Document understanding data
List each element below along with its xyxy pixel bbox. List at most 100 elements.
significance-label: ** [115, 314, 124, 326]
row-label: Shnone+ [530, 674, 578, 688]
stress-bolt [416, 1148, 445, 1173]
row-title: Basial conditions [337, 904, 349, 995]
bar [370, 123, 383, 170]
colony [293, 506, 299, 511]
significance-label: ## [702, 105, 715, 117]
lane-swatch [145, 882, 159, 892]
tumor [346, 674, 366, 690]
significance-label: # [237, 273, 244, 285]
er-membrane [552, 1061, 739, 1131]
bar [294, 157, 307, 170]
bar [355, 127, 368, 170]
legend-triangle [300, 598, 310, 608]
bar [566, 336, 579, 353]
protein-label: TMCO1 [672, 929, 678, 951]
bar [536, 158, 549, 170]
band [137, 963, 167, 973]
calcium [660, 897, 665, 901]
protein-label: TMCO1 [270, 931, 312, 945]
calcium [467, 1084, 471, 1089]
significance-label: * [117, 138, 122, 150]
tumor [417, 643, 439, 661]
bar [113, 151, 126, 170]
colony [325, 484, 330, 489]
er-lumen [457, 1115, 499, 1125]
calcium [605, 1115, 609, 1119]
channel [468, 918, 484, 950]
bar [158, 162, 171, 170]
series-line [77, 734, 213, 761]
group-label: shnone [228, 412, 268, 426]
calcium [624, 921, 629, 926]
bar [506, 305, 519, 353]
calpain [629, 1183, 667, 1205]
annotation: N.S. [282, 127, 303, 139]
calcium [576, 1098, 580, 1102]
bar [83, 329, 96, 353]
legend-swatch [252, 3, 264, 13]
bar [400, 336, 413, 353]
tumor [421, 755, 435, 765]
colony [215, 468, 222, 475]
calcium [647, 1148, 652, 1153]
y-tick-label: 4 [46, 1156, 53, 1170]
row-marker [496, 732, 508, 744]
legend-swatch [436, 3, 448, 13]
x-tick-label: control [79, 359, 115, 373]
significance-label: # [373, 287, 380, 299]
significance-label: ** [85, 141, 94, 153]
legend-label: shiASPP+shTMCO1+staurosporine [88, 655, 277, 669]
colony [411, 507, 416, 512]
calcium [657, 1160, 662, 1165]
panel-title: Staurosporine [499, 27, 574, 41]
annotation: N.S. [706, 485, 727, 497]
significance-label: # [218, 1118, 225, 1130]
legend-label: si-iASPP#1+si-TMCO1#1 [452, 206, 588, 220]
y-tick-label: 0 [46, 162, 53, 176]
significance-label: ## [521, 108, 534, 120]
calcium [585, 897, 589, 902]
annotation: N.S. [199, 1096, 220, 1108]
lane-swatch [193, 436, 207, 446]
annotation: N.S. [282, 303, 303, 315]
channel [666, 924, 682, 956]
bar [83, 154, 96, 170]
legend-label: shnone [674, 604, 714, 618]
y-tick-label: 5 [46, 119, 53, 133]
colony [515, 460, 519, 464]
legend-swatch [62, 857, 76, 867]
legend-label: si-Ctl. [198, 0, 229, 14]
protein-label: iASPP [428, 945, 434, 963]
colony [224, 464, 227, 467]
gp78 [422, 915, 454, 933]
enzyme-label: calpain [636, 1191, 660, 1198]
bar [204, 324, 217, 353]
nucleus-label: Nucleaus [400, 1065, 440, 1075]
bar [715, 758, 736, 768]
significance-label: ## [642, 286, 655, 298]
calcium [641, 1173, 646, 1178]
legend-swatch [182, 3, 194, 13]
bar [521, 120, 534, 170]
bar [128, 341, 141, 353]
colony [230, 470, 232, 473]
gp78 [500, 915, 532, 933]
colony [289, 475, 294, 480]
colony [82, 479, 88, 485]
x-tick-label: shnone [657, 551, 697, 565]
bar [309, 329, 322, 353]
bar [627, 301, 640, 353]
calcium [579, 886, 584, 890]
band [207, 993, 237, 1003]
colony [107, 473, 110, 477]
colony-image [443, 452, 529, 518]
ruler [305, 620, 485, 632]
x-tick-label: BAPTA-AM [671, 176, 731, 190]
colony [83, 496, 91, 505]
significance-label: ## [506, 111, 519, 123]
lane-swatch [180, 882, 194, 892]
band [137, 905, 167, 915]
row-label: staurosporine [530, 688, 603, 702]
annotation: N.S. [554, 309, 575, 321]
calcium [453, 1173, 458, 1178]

> _What you need to do_:
If a line in the data holds the string "legend", copy that line.

> _Result of this task_:
legend-triangle [300, 598, 310, 608]
legend-swatch [252, 3, 264, 13]
legend-swatch [436, 3, 448, 13]
legend-label: shiASPP+shTMCO1+staurosporine [88, 655, 277, 669]
legend-label: si-iASPP#1+si-TMCO1#1 [452, 206, 588, 220]
legend-label: shnone [674, 604, 714, 618]
legend-swatch [62, 857, 76, 867]
legend-label: si-Ctl. [198, 0, 229, 14]
legend-swatch [182, 3, 194, 13]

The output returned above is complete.